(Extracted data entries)
────────────────────────────────────────

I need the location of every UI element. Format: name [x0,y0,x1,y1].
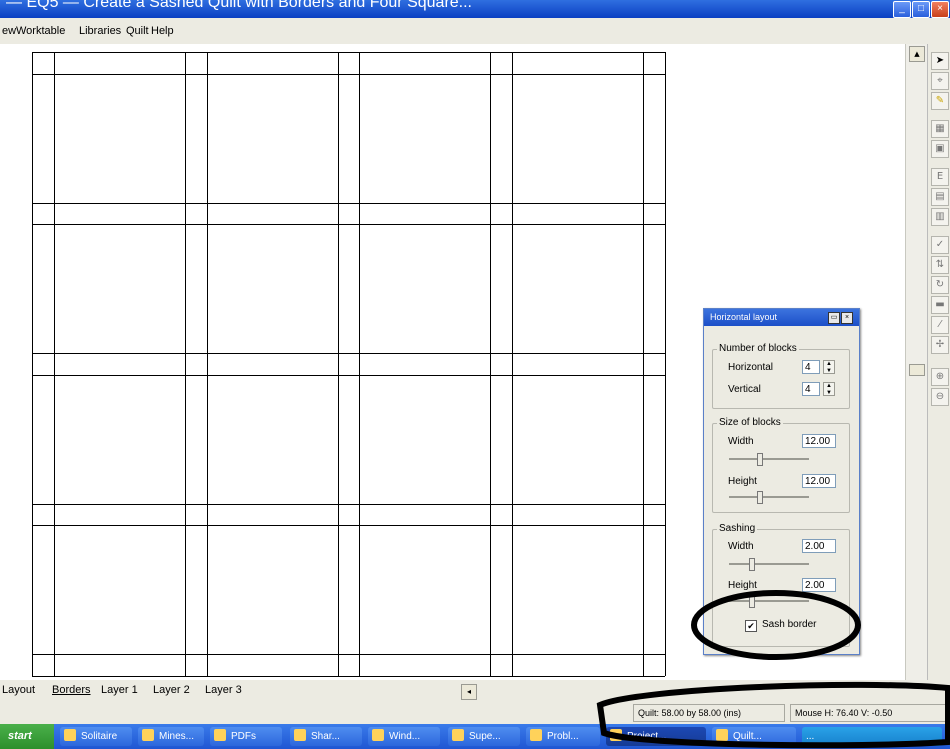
layer-tab-bar: Layout Borders Layer 1 Layer 2 Layer 3 ◂ [0,680,950,702]
block-width-slider-thumb[interactable] [757,453,763,466]
brush-icon[interactable]: ⁄ [931,316,949,334]
panel-title: Horizontal layout [710,312,778,322]
block-height-label: Height [728,476,757,487]
menu-item-view[interactable]: ew [2,25,16,37]
pencil-icon[interactable]: ✎ [931,92,949,110]
system-tray[interactable]: ... [802,727,942,746]
taskbar-item-mines[interactable]: Mines... [138,727,204,746]
size-of-blocks-label: Size of blocks [717,417,783,428]
taskbar-item-pdfs[interactable]: PDFs [210,727,282,746]
tab-borders[interactable]: Borders [52,684,91,696]
fill-icon[interactable]: ▬ [931,296,949,314]
edit-icon[interactable]: ▥ [931,208,949,226]
sashing-width-slider[interactable] [729,558,809,571]
panel-restore-icon[interactable]: ▭ [828,312,840,324]
close-icon[interactable]: × [931,1,949,18]
menu-item-quilt[interactable]: Quilt [126,25,149,37]
vertical-scrollbar[interactable]: ▲ [905,44,928,680]
menu-item-help[interactable]: Help [151,25,174,37]
windows-taskbar: start Solitaire Mines... PDFs Shar... Wi… [0,724,950,749]
taskbar-item-wind[interactable]: Wind... [368,727,440,746]
panel-title-bar[interactable]: Horizontal layout ▭ × [704,309,859,326]
zoom-in-icon[interactable]: ⊕ [931,368,949,386]
sashing-height-slider[interactable] [729,595,809,608]
tab-layout[interactable]: Layout [2,684,35,696]
ep-icon[interactable]: E [931,168,949,186]
eyedropper-icon[interactable]: ✢ [931,336,949,354]
horizontal-layout-panel: Horizontal layout ▭ × Number of blocks H… [703,308,860,655]
number-of-blocks-label: Number of blocks [717,343,799,354]
block-height-input[interactable]: 12.00 [802,474,836,488]
scroll-thumb[interactable] [909,364,925,376]
quilt-icon [716,729,728,741]
size-of-blocks-group: Size of blocks Width 12.00 Height 12.00 [712,417,850,513]
sash-border-label: Sash border [762,619,817,630]
eq-icon[interactable]: ▤ [931,188,949,206]
zoom-out-icon[interactable]: ⊖ [931,388,949,406]
taskbar-item-solitaire[interactable]: Solitaire [60,727,132,746]
block-icon[interactable]: ▣ [931,140,949,158]
sashing-group: Sashing Width 2.00 Height 2.00 ✔ Sash bo… [712,523,850,647]
sashing-height-slider-thumb[interactable] [749,595,755,608]
sashing-width-input[interactable]: 2.00 [802,539,836,553]
horizontal-spinner[interactable]: ▲ ▼ [823,360,835,374]
taskbar-item-project[interactable]: Project... [606,727,706,746]
block-library-icon[interactable]: ▦ [931,120,949,138]
rotate-icon[interactable]: ↻ [931,276,949,294]
taskbar-item-quilt[interactable]: Quilt... [712,727,796,746]
panel-close-icon[interactable]: × [841,312,853,324]
horizontal-label: Horizontal [728,362,774,373]
number-of-blocks-group: Number of blocks Horizontal 4 ▲ ▼ Vertica… [712,343,850,409]
tab-layer-1[interactable]: Layer 1 [101,684,138,696]
status-bar: Quilt: 58.00 by 58.00 (ins) Mouse H: 76.… [0,702,950,724]
drawing-toolbar: ➤ ⌖ ✎ ▦ ▣ E ▤ ▥ ✓ ⇅ ↻ ▬ ⁄ ✢ ⊕ ⊖ [927,44,950,680]
sashing-width-label: Width [728,541,754,552]
block-width-label: Width [728,436,754,447]
pointer-icon[interactable]: ➤ [931,52,949,70]
menu-item-worktable[interactable]: Worktable [16,25,65,37]
sashing-height-input[interactable]: 2.00 [802,578,836,592]
browser-icon [452,729,464,741]
menu-bar: ew Worktable Libraries Quilt Help [0,18,950,44]
sashing-label: Sashing [717,523,758,534]
share-icon [294,729,306,741]
vertical-spinner[interactable]: ▲ ▼ [823,382,835,396]
minesweeper-icon [142,729,154,741]
scroll-left-icon[interactable]: ◂ [461,684,477,700]
scroll-up-icon[interactable]: ▲ [909,46,925,62]
swap-icon[interactable]: ⇅ [931,256,949,274]
block-width-slider[interactable] [729,453,809,466]
sashing-width-slider-thumb[interactable] [749,558,755,571]
start-label: start [8,730,32,742]
spray-icon[interactable]: ✓ [931,236,949,254]
vertical-blocks-input[interactable]: 4 [802,382,820,396]
eq5-icon [610,729,622,741]
block-height-slider-thumb[interactable] [757,491,763,504]
taskbar-item-shar[interactable]: Shar... [290,727,362,746]
solitaire-icon [64,729,76,741]
taskbar-item-supe[interactable]: Supe... [448,727,520,746]
tab-layer-2[interactable]: Layer 2 [153,684,190,696]
block-width-input[interactable]: 12.00 [802,434,836,448]
menu-item-libraries[interactable]: Libraries [79,25,121,37]
horizontal-blocks-input[interactable]: 4 [802,360,820,374]
block-height-slider[interactable] [729,491,809,504]
window-title: — EQ5 — Create a Sashed Quilt with Borde… [6,0,472,11]
minimize-icon[interactable]: _ [893,1,911,18]
taskbar-item-probl[interactable]: Probl... [526,727,600,746]
sashing-height-label: Height [728,580,757,591]
window-title-bar: — EQ5 — Create a Sashed Quilt with Borde… [0,0,950,18]
firefox-icon [530,729,542,741]
sash-border-checkbox[interactable]: ✔ [745,620,757,632]
folder-icon [214,729,226,741]
quilt-size-status: Quilt: 58.00 by 58.00 (ins) [633,704,785,722]
maximize-icon[interactable]: □ [912,1,930,18]
vertical-label: Vertical [728,384,761,395]
pick-icon[interactable]: ⌖ [931,72,949,90]
tab-layer-3[interactable]: Layer 3 [205,684,242,696]
mouse-position-status: Mouse H: 76.40 V: -0.50 [790,704,946,722]
window-icon [372,729,384,741]
start-button[interactable]: start [0,724,54,749]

────────────────────────────────────────

• Exercise prompt: Give the part of the records that opens with the line containing "layer-tab-bar: Layout Borders" and closes with the line containing "taskbar-item-wind[interactable]: Wind... [368,727,440,746]" as a numbered list, including both of those lines and leaving out any blank lines.

• Complete output:
1. layer-tab-bar: Layout Borders Layer 1 Layer 2 Layer 3 ◂ [0,680,950,702]
2. block-width-slider-thumb[interactable] [757,453,763,466]
3. brush-icon[interactable]: ⁄ [931,316,949,334]
4. panel-title: Horizontal layout [710,312,778,322]
5. block-height-label: Height [728,476,757,487]
6. menu-item-view[interactable]: ew [2,25,16,37]
7. pencil-icon[interactable]: ✎ [931,92,949,110]
8. system-tray[interactable]: ... [802,727,942,746]
9. taskbar-item-mines[interactable]: Mines... [138,727,204,746]
10. size-of-blocks-label: Size of blocks [717,417,783,428]
11. taskbar-item-pdfs[interactable]: PDFs [210,727,282,746]
12. tab-borders[interactable]: Borders [52,684,91,696]
13. fill-icon[interactable]: ▬ [931,296,949,314]
14. edit-icon[interactable]: ▥ [931,208,949,226]
15. sashing-width-slider[interactable] [729,558,809,571]
16. panel-restore-icon[interactable]: ▭ [828,312,840,324]
17. close-icon[interactable]: × [931,1,949,18]
18. menu-item-quilt[interactable]: Quilt [126,25,149,37]
19. vertical-scrollbar[interactable]: ▲ [905,44,928,680]
20. menu-item-help[interactable]: Help [151,25,174,37]
21. windows-taskbar: start Solitaire Mines... PDFs Shar... Wi… [0,724,950,749]
22. taskbar-item-wind[interactable]: Wind... [368,727,440,746]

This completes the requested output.